Aim ->
Return the whole listing, keeping every character the same.

(Saved data entries)
___

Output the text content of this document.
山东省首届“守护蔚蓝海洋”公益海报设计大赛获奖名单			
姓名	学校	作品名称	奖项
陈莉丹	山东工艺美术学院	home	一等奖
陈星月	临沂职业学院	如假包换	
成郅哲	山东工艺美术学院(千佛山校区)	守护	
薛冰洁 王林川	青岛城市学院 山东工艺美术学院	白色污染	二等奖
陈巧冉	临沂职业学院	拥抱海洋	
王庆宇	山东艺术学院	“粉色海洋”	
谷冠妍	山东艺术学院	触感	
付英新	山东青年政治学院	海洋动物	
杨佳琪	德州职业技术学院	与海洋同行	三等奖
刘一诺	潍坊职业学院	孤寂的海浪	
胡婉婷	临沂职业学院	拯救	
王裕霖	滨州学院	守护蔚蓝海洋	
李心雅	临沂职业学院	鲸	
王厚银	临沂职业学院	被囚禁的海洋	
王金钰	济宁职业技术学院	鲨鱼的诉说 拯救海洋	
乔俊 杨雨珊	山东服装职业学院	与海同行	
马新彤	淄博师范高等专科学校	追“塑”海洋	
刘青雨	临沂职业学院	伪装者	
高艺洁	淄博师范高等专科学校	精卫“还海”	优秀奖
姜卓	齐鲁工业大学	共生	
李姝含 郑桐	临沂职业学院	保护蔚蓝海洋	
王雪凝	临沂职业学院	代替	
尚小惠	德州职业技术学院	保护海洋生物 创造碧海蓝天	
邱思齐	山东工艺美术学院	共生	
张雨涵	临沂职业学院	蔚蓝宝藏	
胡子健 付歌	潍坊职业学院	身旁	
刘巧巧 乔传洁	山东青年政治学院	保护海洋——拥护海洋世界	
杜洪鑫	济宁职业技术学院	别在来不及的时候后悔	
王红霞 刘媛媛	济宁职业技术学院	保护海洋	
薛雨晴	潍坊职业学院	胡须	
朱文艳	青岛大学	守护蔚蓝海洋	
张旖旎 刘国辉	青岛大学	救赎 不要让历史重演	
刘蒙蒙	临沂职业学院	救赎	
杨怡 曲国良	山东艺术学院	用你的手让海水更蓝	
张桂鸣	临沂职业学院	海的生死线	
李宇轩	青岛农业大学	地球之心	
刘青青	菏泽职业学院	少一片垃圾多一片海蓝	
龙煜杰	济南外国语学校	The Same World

___

Answer to the problem ->
Output the text content of this document.
山东省首届“守护蔚蓝海洋”公益海报设计大赛获奖名单			
姓名	学校	作品名称	奖项
陈莉丹	山东工艺美术学院	home	一等奖
陈星月	临沂职业学院	如假包换	
成郅哲	山东工艺美术学院(千佛山校区)	守护	
薛冰洁 王林川	青岛城市学院 山东工艺美术学院	白色污染	二等奖
陈巧冉	临沂职业学院	拥抱海洋	
王庆宇	山东艺术学院	“粉色海洋”	
谷冠妍	山东艺术学院	触感	
付英新	山东青年政治学院	海洋动物	
杨佳琪	德州职业技术学院	与海洋同行	三等奖
刘一诺	潍坊职业学院	孤寂的海浪	
胡婉婷	临沂职业学院	拯救	
王裕霖	滨州学院	守护蔚蓝海洋	
李心雅	临沂职业学院	鲸	
王厚银	临沂职业学院	被囚禁的海洋	
王金钰	济宁职业技术学院	鲨鱼的诉说 拯救海洋	
乔俊 杨雨珊	山东服装职业学院	与海同行	
马新彤	淄博师范高等专科学校	追“塑”海洋	
刘青雨	临沂职业学院	伪装者	
高艺洁	淄博师范高等专科学校	精卫“还海”	优秀奖
姜卓	齐鲁工业大学	共生	
李姝含 郑桐	临沂职业学院	保护蔚蓝海洋	
王雪凝	临沂职业学院	代替	
尚小惠	德州职业技术学院	保护海洋生物 创造碧海蓝天	
邱思齐	山东工艺美术学院	共生	
张雨涵	临沂职业学院	蔚蓝宝藏	
胡子健 付歌	潍坊职业学院	身旁	
刘巧巧 乔传洁	山东青年政治学院	保护海洋——拥护海洋世界	
杜洪鑫	济宁职业技术学院	别在来不及的时候后悔	
王红霞 刘媛媛	济宁职业技术学院	保护海洋	
薛雨晴	潍坊职业学院	胡须	
朱文艳	青岛大学	守护蔚蓝海洋	
张旖旎 刘国辉	青岛大学	救赎 不要让历史重演	
刘蒙蒙	临沂职业学院	救赎	
杨怡 曲国良	山东艺术学院	用你的手让海水更蓝	
张桂鸣	临沂职业学院	海的生死线	
李宇轩	青岛农业大学	地球之心	
刘青青	菏泽职业学院	少一片垃圾多一片海蓝	
龙煜杰	济南外国语学校	The Same World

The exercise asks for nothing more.